From the listing that follows, output everything exactly except the pictures.

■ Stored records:
## BEGIN

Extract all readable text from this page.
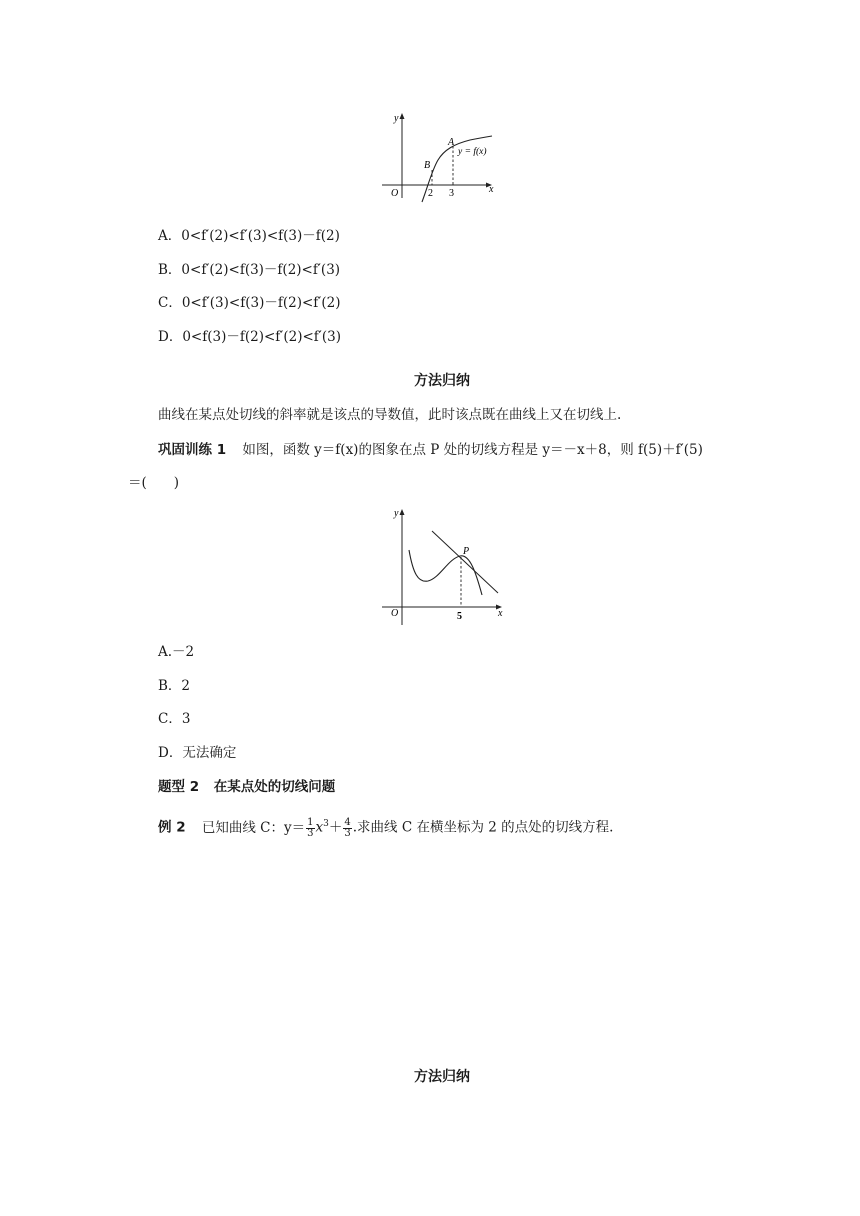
y
x
O
B
A
y = f(x)
2 3
A．0<f′(2)<f′(3)<f(3)－f(2)
B．0<f′(2)<f(3)－f(2)<f′(3)
C．0<f′(3)<f(3)－f(2)<f′(2)
D．0<f(3)－f(2)<f′(2)<f′(3)
方法归纳
曲线在某点处切线的斜率就是该点的导数值，此时该点既在曲线上又在切线上.
巩固训练 1 如图，函数 y＝f(x)的图象在点 P 处的切线方程是 y＝－x＋8，则 f(5)＋f′(5)
＝(　　)
y
x
O
P
5
A.－2
B．2
C．3
D．无法确定
题型 2 在某点处的切线问题
例 2 已知曲线 C：$y= \frac{1}{3} x^3+ \frac{4}{3}$ .求曲线 C 在横坐标为 2 的点处的切线方程.
方法归纳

## END

■ ANSWER TO THIS PROBLEM:
Extract all readable text from this page.
y
x
O
B
A
y = f(x)
2 3
A．0<f′(2)<f′(3)<f(3)－f(2)
B．0<f′(2)<f(3)－f(2)<f′(3)
C．0<f′(3)<f(3)－f(2)<f′(2)
D．0<f(3)－f(2)<f′(2)<f′(3)
方法归纳
曲线在某点处切线的斜率就是该点的导数值，此时该点既在曲线上又在切线上.
巩固训练 1 如图，函数 y＝f(x)的图象在点 P 处的切线方程是 y＝－x＋8，则 f(5)＋f′(5)
＝(　　)
y
x
O
P
5
A.－2
B．2
C．3
D．无法确定
题型 2 在某点处的切线问题
例 2 已知曲线 C：$y= \frac{1}{3} x^3+ \frac{4}{3}$ .求曲线 C 在横坐标为 2 的点处的切线方程.
方法归纳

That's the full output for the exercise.